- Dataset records
========================================
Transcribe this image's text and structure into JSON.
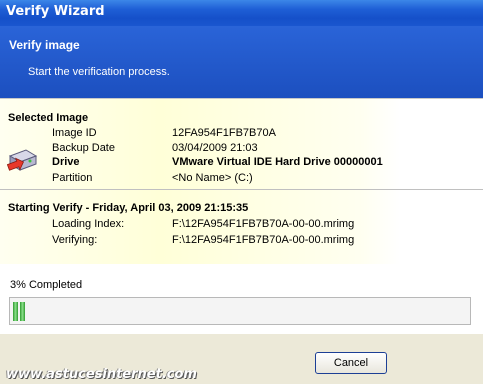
{
  "window": {
    "title": "Verify Wizard"
  },
  "header": {
    "title": "Verify image",
    "subtitle": "Start the verification process."
  },
  "selected_image": {
    "heading": "Selected Image",
    "rows": [
      {
        "label": "Image ID",
        "value": "12FA954F1FB7B70A",
        "bold": false
      },
      {
        "label": "Backup Date",
        "value": "03/04/2009 21:03",
        "bold": false
      },
      {
        "label": "Drive",
        "value": "VMware Virtual IDE Hard Drive 00000001",
        "bold": true
      },
      {
        "label": "Partition",
        "value": "<No Name> (C:)",
        "bold": false
      }
    ]
  },
  "verify": {
    "heading": "Starting Verify - Friday, April 03, 2009 21:15:35",
    "rows": [
      {
        "label": "Loading Index:",
        "value": "F:\\12FA954F1FB7B70A-00-00.mrimg"
      },
      {
        "label": "Verifying:",
        "value": "F:\\12FA954F1FB7B70A-00-00.mrimg"
      }
    ]
  },
  "progress": {
    "label": "3% Completed",
    "fraction": 0.03
  },
  "buttons": {
    "cancel": "Cancel"
  },
  "watermark": "www.astucesinternet.com",
  "icons": {
    "drive": "hard-drive-icon"
  }
}
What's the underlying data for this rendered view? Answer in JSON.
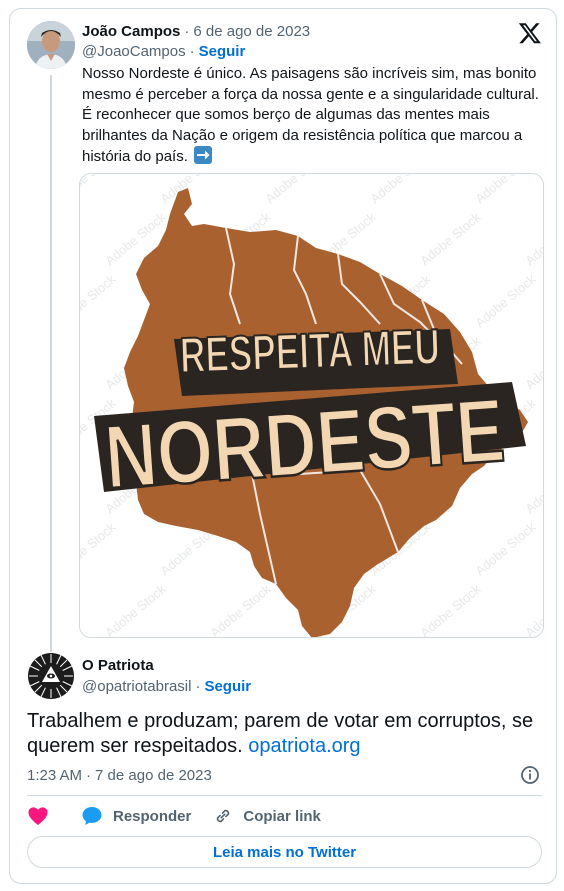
{
  "quoted_tweet": {
    "author_name": "João Campos",
    "separator": "·",
    "date": "6 de ago de 2023",
    "handle": "@JoaoCampos",
    "follow_label": "Seguir",
    "text": "Nosso Nordeste é único. As paisagens são incríveis sim, mas bonito mesmo é perceber a força da nossa gente e a singularidade cultural. É reconhecer que somos berço de algumas das mentes mais brilhantes da Nação e origem da resistência política que marcou a história do país.",
    "emoji": "arrow-right-emoji",
    "media": {
      "line1": "RESPEITA MEU",
      "line2": "NORDESTE",
      "watermark": "Adobe Stock",
      "map_color": "#a8612f",
      "letter_color": "#f3d7b3"
    }
  },
  "main_tweet": {
    "author_name": "O Patriota",
    "handle": "@opatriotabrasil",
    "separator": "·",
    "follow_label": "Seguir",
    "text": "Trabalhem e produzam; parem de votar em corruptos, se querem ser respeitados.",
    "link": "opatriota.org",
    "time": "1:23 AM",
    "date": "7 de ago de 2023"
  },
  "actions": {
    "reply_label": "Responder",
    "copy_label": "Copiar link",
    "read_more_label": "Leia mais no Twitter"
  },
  "icons": {
    "logo": "x-logo-icon",
    "info": "info-icon",
    "like": "heart-icon",
    "reply": "speech-bubble-icon",
    "copy": "link-icon"
  },
  "colors": {
    "link": "#006fd6",
    "like": "#f91880",
    "reply": "#1d9bf0",
    "muted": "#536471",
    "border": "#cfd9de"
  }
}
========================================
- TO BE DONE
Scan the material above. Return every line containing the string "text".

- WRITTEN SOLUTION
Transcribe this image's text and structure into JSON.
    "text": "Nosso Nordeste é único. As paisagens são incríveis sim, mas bonito mesmo é perceber a força da nossa gente e a singularidade cultural. É reconhecer que somos berço de algumas das mentes mais brilhantes da Nação e origem da resistência política que marcou a história do país.",
    "text": "Trabalhem e produzam; parem de votar em corruptos, se querem ser respeitados.",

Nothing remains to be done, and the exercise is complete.